- [EXERCISE AIM]: An exact reproduction of the records is required, with all images left out.

- [DATASET RECORDS]:
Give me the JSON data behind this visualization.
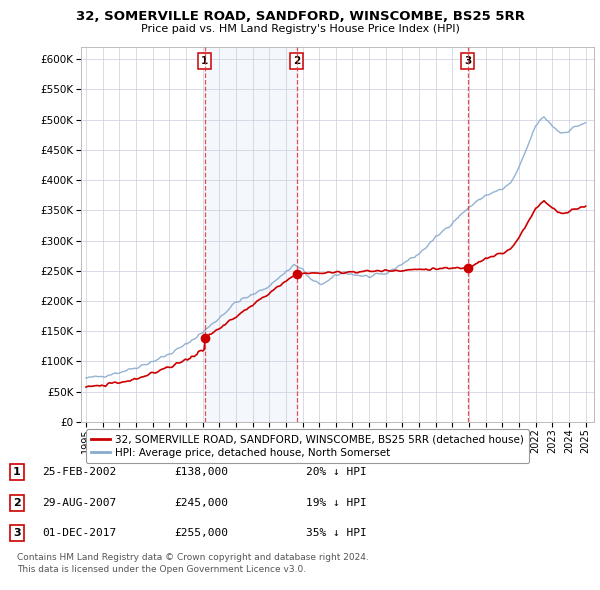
{
  "title": "32, SOMERVILLE ROAD, SANDFORD, WINSCOMBE, BS25 5RR",
  "subtitle": "Price paid vs. HM Land Registry's House Price Index (HPI)",
  "legend_label_red": "32, SOMERVILLE ROAD, SANDFORD, WINSCOMBE, BS25 5RR (detached house)",
  "legend_label_blue": "HPI: Average price, detached house, North Somerset",
  "transactions": [
    {
      "num": 1,
      "date": "25-FEB-2002",
      "price": 138000,
      "pct": "20%",
      "dir": "↓",
      "year": 2002.14
    },
    {
      "num": 2,
      "date": "29-AUG-2007",
      "price": 245000,
      "pct": "19%",
      "dir": "↓",
      "year": 2007.66
    },
    {
      "num": 3,
      "date": "01-DEC-2017",
      "price": 255000,
      "pct": "35%",
      "dir": "↓",
      "year": 2017.92
    }
  ],
  "footer_line1": "Contains HM Land Registry data © Crown copyright and database right 2024.",
  "footer_line2": "This data is licensed under the Open Government Licence v3.0.",
  "ylim": [
    0,
    620000
  ],
  "xlim": [
    1994.7,
    2025.5
  ],
  "yticks": [
    0,
    50000,
    100000,
    150000,
    200000,
    250000,
    300000,
    350000,
    400000,
    450000,
    500000,
    550000,
    600000
  ],
  "xticks": [
    1995,
    1996,
    1997,
    1998,
    1999,
    2000,
    2001,
    2002,
    2003,
    2004,
    2005,
    2006,
    2007,
    2008,
    2009,
    2010,
    2011,
    2012,
    2013,
    2014,
    2015,
    2016,
    2017,
    2018,
    2019,
    2020,
    2021,
    2022,
    2023,
    2024,
    2025
  ],
  "red_color": "#cc0000",
  "blue_color": "#88aacc",
  "shade_color": "#ddeeff",
  "vline_color": "#dd3333",
  "dot_color": "#cc0000",
  "background_color": "#ffffff",
  "grid_color": "#ccccdd"
}
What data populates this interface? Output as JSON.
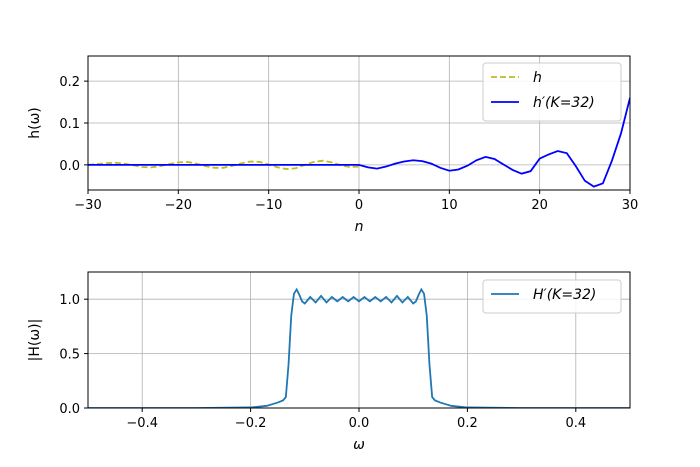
{
  "chart_data": [
    {
      "type": "line",
      "xlabel": "n",
      "ylabel": "h(ω)",
      "xlim": [
        -30,
        30
      ],
      "ylim": [
        -0.06,
        0.26
      ],
      "xticks": [
        -30,
        -20,
        -10,
        0,
        10,
        20,
        30
      ],
      "xtick_labels": [
        "−30",
        "−20",
        "−10",
        "0",
        "10",
        "20",
        "30"
      ],
      "yticks": [
        0.0,
        0.1,
        0.2
      ],
      "ytick_labels": [
        "0.0",
        "0.1",
        "0.2"
      ],
      "grid": true,
      "legend": "top-right",
      "series": [
        {
          "name": "h",
          "style": "dashed",
          "color": "#bcbd22",
          "x": [
            -30,
            -29,
            -28,
            -27,
            -26,
            -25,
            -24,
            -23,
            -22,
            -21,
            -20,
            -19,
            -18,
            -17,
            -16,
            -15,
            -14,
            -13,
            -12,
            -11,
            -10,
            -9,
            -8,
            -7,
            -6,
            -5,
            -4,
            -3,
            -2,
            -1,
            0
          ],
          "values": [
            0.0,
            0.002,
            0.004,
            0.005,
            0.003,
            -0.001,
            -0.005,
            -0.006,
            -0.003,
            0.002,
            0.006,
            0.007,
            0.003,
            -0.003,
            -0.007,
            -0.007,
            -0.002,
            0.004,
            0.008,
            0.007,
            0.001,
            -0.006,
            -0.01,
            -0.008,
            0.0,
            0.007,
            0.01,
            0.006,
            -0.001,
            -0.005,
            -0.004
          ]
        },
        {
          "name": "h′(K=32)",
          "style": "solid",
          "color": "#0000ff",
          "x": [
            -30,
            -29,
            -28,
            -27,
            -26,
            -25,
            -24,
            -23,
            -22,
            -21,
            -20,
            -19,
            -18,
            -17,
            -16,
            -15,
            -14,
            -13,
            -12,
            -11,
            -10,
            -9,
            -8,
            -7,
            -6,
            -5,
            -4,
            -3,
            -2,
            -1,
            0,
            1,
            2,
            3,
            4,
            5,
            6,
            7,
            8,
            9,
            10,
            11,
            12,
            13,
            14,
            15,
            16,
            17,
            18,
            19,
            20,
            21,
            22,
            23,
            24,
            25,
            26,
            27,
            28,
            29,
            30
          ],
          "values": [
            0.0,
            0.0,
            0.0,
            0.0,
            0.0,
            0.0,
            0.0,
            0.0,
            0.0,
            0.0,
            0.0,
            0.0,
            0.0,
            0.0,
            0.0,
            0.0,
            0.0,
            0.0,
            0.0,
            0.0,
            0.0,
            0.0,
            0.0,
            0.0,
            0.0,
            0.0,
            0.0,
            0.0,
            0.0,
            0.0,
            0.0,
            -0.006,
            -0.009,
            -0.004,
            0.003,
            0.008,
            0.011,
            0.009,
            0.003,
            -0.007,
            -0.014,
            -0.011,
            -0.002,
            0.011,
            0.019,
            0.014,
            0.001,
            -0.012,
            -0.021,
            -0.015,
            0.015,
            0.025,
            0.033,
            0.028,
            -0.003,
            -0.038,
            -0.052,
            -0.044,
            0.01,
            0.075,
            0.16
          ]
        }
      ]
    },
    {
      "type": "line",
      "xlabel": "ω",
      "ylabel": "|H(ω)|",
      "xlim": [
        -0.5,
        0.5
      ],
      "ylim": [
        0.0,
        1.25
      ],
      "xticks": [
        -0.4,
        -0.2,
        0.0,
        0.2,
        0.4
      ],
      "xtick_labels": [
        "−0.4",
        "−0.2",
        "0.0",
        "0.2",
        "0.4"
      ],
      "yticks": [
        0.0,
        0.5,
        1.0
      ],
      "ytick_labels": [
        "0.0",
        "0.5",
        "1.0"
      ],
      "grid": true,
      "legend": "top-right",
      "series": [
        {
          "name": "H′(K=32)",
          "style": "solid",
          "color": "#1f77b4",
          "x": [
            -0.5,
            -0.3,
            -0.2,
            -0.17,
            -0.16,
            -0.15,
            -0.14,
            -0.135,
            -0.13,
            -0.125,
            -0.12,
            -0.115,
            -0.11,
            -0.105,
            -0.1,
            -0.09,
            -0.08,
            -0.07,
            -0.06,
            -0.05,
            -0.04,
            -0.03,
            -0.02,
            -0.01,
            0.0,
            0.01,
            0.02,
            0.03,
            0.04,
            0.05,
            0.06,
            0.07,
            0.08,
            0.09,
            0.1,
            0.105,
            0.11,
            0.115,
            0.12,
            0.125,
            0.13,
            0.135,
            0.14,
            0.15,
            0.16,
            0.17,
            0.2,
            0.3,
            0.5
          ],
          "values": [
            0.0,
            0.0,
            0.005,
            0.02,
            0.035,
            0.05,
            0.07,
            0.1,
            0.4,
            0.85,
            1.05,
            1.09,
            1.04,
            0.98,
            0.96,
            1.02,
            0.97,
            1.03,
            0.97,
            1.02,
            0.98,
            1.02,
            0.98,
            1.02,
            0.98,
            1.02,
            0.98,
            1.02,
            0.98,
            1.02,
            0.97,
            1.03,
            0.97,
            1.02,
            0.96,
            0.98,
            1.04,
            1.09,
            1.05,
            0.85,
            0.4,
            0.1,
            0.07,
            0.05,
            0.035,
            0.02,
            0.005,
            0.0,
            0.0
          ]
        }
      ]
    }
  ]
}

- [FINISHED ANSWER]:
Give me the JSON data behind this visualization.
{
  "title": "32, SOMERVILLE ROAD, SANDFORD, WINSCOMBE, BS25 5RR",
  "subtitle": "Price paid vs. HM Land Registry's House Price Index (HPI)",
  "legend_label_red": "32, SOMERVILLE ROAD, SANDFORD, WINSCOMBE, BS25 5RR (detached house)",
  "legend_label_blue": "HPI: Average price, detached house, North Somerset",
  "transactions": [
    {
      "num": 1,
      "date": "25-FEB-2002",
      "price": 138000,
      "pct": "20%",
      "dir": "↓",
      "year": 2002.14
    },
    {
      "num": 2,
      "date": "29-AUG-2007",
      "price": 245000,
      "pct": "19%",
      "dir": "↓",
      "year": 2007.66
    },
    {
      "num": 3,
      "date": "01-DEC-2017",
      "price": 255000,
      "pct": "35%",
      "dir": "↓",
      "year": 2017.92
    }
  ],
  "footer_line1": "Contains HM Land Registry data © Crown copyright and database right 2024.",
  "footer_line2": "This data is licensed under the Open Government Licence v3.0.",
  "ylim": [
    0,
    620000
  ],
  "xlim": [
    1994.7,
    2025.5
  ],
  "yticks": [
    0,
    50000,
    100000,
    150000,
    200000,
    250000,
    300000,
    350000,
    400000,
    450000,
    500000,
    550000,
    600000
  ],
  "xticks": [
    1995,
    1996,
    1997,
    1998,
    1999,
    2000,
    2001,
    2002,
    2003,
    2004,
    2005,
    2006,
    2007,
    2008,
    2009,
    2010,
    2011,
    2012,
    2013,
    2014,
    2015,
    2016,
    2017,
    2018,
    2019,
    2020,
    2021,
    2022,
    2023,
    2024,
    2025
  ],
  "red_color": "#cc0000",
  "blue_color": "#88aacc",
  "shade_color": "#ddeeff",
  "vline_color": "#dd3333",
  "dot_color": "#cc0000",
  "background_color": "#ffffff",
  "grid_color": "#ccccdd"
}
What data populates this interface? Output as JSON.
{
  "chart_data": [
    {
      "type": "line",
      "xlabel": "n",
      "ylabel": "h(ω)",
      "xlim": [
        -30,
        30
      ],
      "ylim": [
        -0.06,
        0.26
      ],
      "xticks": [
        -30,
        -20,
        -10,
        0,
        10,
        20,
        30
      ],
      "xtick_labels": [
        "−30",
        "−20",
        "−10",
        "0",
        "10",
        "20",
        "30"
      ],
      "yticks": [
        0.0,
        0.1,
        0.2
      ],
      "ytick_labels": [
        "0.0",
        "0.1",
        "0.2"
      ],
      "grid": true,
      "legend": "top-right",
      "series": [
        {
          "name": "h",
          "style": "dashed",
          "color": "#bcbd22",
          "x": [
            -30,
            -29,
            -28,
            -27,
            -26,
            -25,
            -24,
            -23,
            -22,
            -21,
            -20,
            -19,
            -18,
            -17,
            -16,
            -15,
            -14,
            -13,
            -12,
            -11,
            -10,
            -9,
            -8,
            -7,
            -6,
            -5,
            -4,
            -3,
            -2,
            -1,
            0
          ],
          "values": [
            0.0,
            0.002,
            0.004,
            0.005,
            0.003,
            -0.001,
            -0.005,
            -0.006,
            -0.003,
            0.002,
            0.006,
            0.007,
            0.003,
            -0.003,
            -0.007,
            -0.007,
            -0.002,
            0.004,
            0.008,
            0.007,
            0.001,
            -0.006,
            -0.01,
            -0.008,
            0.0,
            0.007,
            0.01,
            0.006,
            -0.001,
            -0.005,
            -0.004
          ]
        },
        {
          "name": "h′(K=32)",
          "style": "solid",
          "color": "#0000ff",
          "x": [
            -30,
            -29,
            -28,
            -27,
            -26,
            -25,
            -24,
            -23,
            -22,
            -21,
            -20,
            -19,
            -18,
            -17,
            -16,
            -15,
            -14,
            -13,
            -12,
            -11,
            -10,
            -9,
            -8,
            -7,
            -6,
            -5,
            -4,
            -3,
            -2,
            -1,
            0,
            1,
            2,
            3,
            4,
            5,
            6,
            7,
            8,
            9,
            10,
            11,
            12,
            13,
            14,
            15,
            16,
            17,
            18,
            19,
            20,
            21,
            22,
            23,
            24,
            25,
            26,
            27,
            28,
            29,
            30
          ],
          "values": [
            0.0,
            0.0,
            0.0,
            0.0,
            0.0,
            0.0,
            0.0,
            0.0,
            0.0,
            0.0,
            0.0,
            0.0,
            0.0,
            0.0,
            0.0,
            0.0,
            0.0,
            0.0,
            0.0,
            0.0,
            0.0,
            0.0,
            0.0,
            0.0,
            0.0,
            0.0,
            0.0,
            0.0,
            0.0,
            0.0,
            0.0,
            -0.006,
            -0.009,
            -0.004,
            0.003,
            0.008,
            0.011,
            0.009,
            0.003,
            -0.007,
            -0.014,
            -0.011,
            -0.002,
            0.011,
            0.019,
            0.014,
            0.001,
            -0.012,
            -0.021,
            -0.015,
            0.015,
            0.025,
            0.033,
            0.028,
            -0.003,
            -0.038,
            -0.052,
            -0.044,
            0.01,
            0.075,
            0.16
          ]
        }
      ]
    },
    {
      "type": "line",
      "xlabel": "ω",
      "ylabel": "|H(ω)|",
      "xlim": [
        -0.5,
        0.5
      ],
      "ylim": [
        0.0,
        1.25
      ],
      "xticks": [
        -0.4,
        -0.2,
        0.0,
        0.2,
        0.4
      ],
      "xtick_labels": [
        "−0.4",
        "−0.2",
        "0.0",
        "0.2",
        "0.4"
      ],
      "yticks": [
        0.0,
        0.5,
        1.0
      ],
      "ytick_labels": [
        "0.0",
        "0.5",
        "1.0"
      ],
      "grid": true,
      "legend": "top-right",
      "series": [
        {
          "name": "H′(K=32)",
          "style": "solid",
          "color": "#1f77b4",
          "x": [
            -0.5,
            -0.3,
            -0.2,
            -0.17,
            -0.16,
            -0.15,
            -0.14,
            -0.135,
            -0.13,
            -0.125,
            -0.12,
            -0.115,
            -0.11,
            -0.105,
            -0.1,
            -0.09,
            -0.08,
            -0.07,
            -0.06,
            -0.05,
            -0.04,
            -0.03,
            -0.02,
            -0.01,
            0.0,
            0.01,
            0.02,
            0.03,
            0.04,
            0.05,
            0.06,
            0.07,
            0.08,
            0.09,
            0.1,
            0.105,
            0.11,
            0.115,
            0.12,
            0.125,
            0.13,
            0.135,
            0.14,
            0.15,
            0.16,
            0.17,
            0.2,
            0.3,
            0.5
          ],
          "values": [
            0.0,
            0.0,
            0.005,
            0.02,
            0.035,
            0.05,
            0.07,
            0.1,
            0.4,
            0.85,
            1.05,
            1.09,
            1.04,
            0.98,
            0.96,
            1.02,
            0.97,
            1.03,
            0.97,
            1.02,
            0.98,
            1.02,
            0.98,
            1.02,
            0.98,
            1.02,
            0.98,
            1.02,
            0.98,
            1.02,
            0.97,
            1.03,
            0.97,
            1.02,
            0.96,
            0.98,
            1.04,
            1.09,
            1.05,
            0.85,
            0.4,
            0.1,
            0.07,
            0.05,
            0.035,
            0.02,
            0.005,
            0.0,
            0.0
          ]
        }
      ]
    }
  ]
}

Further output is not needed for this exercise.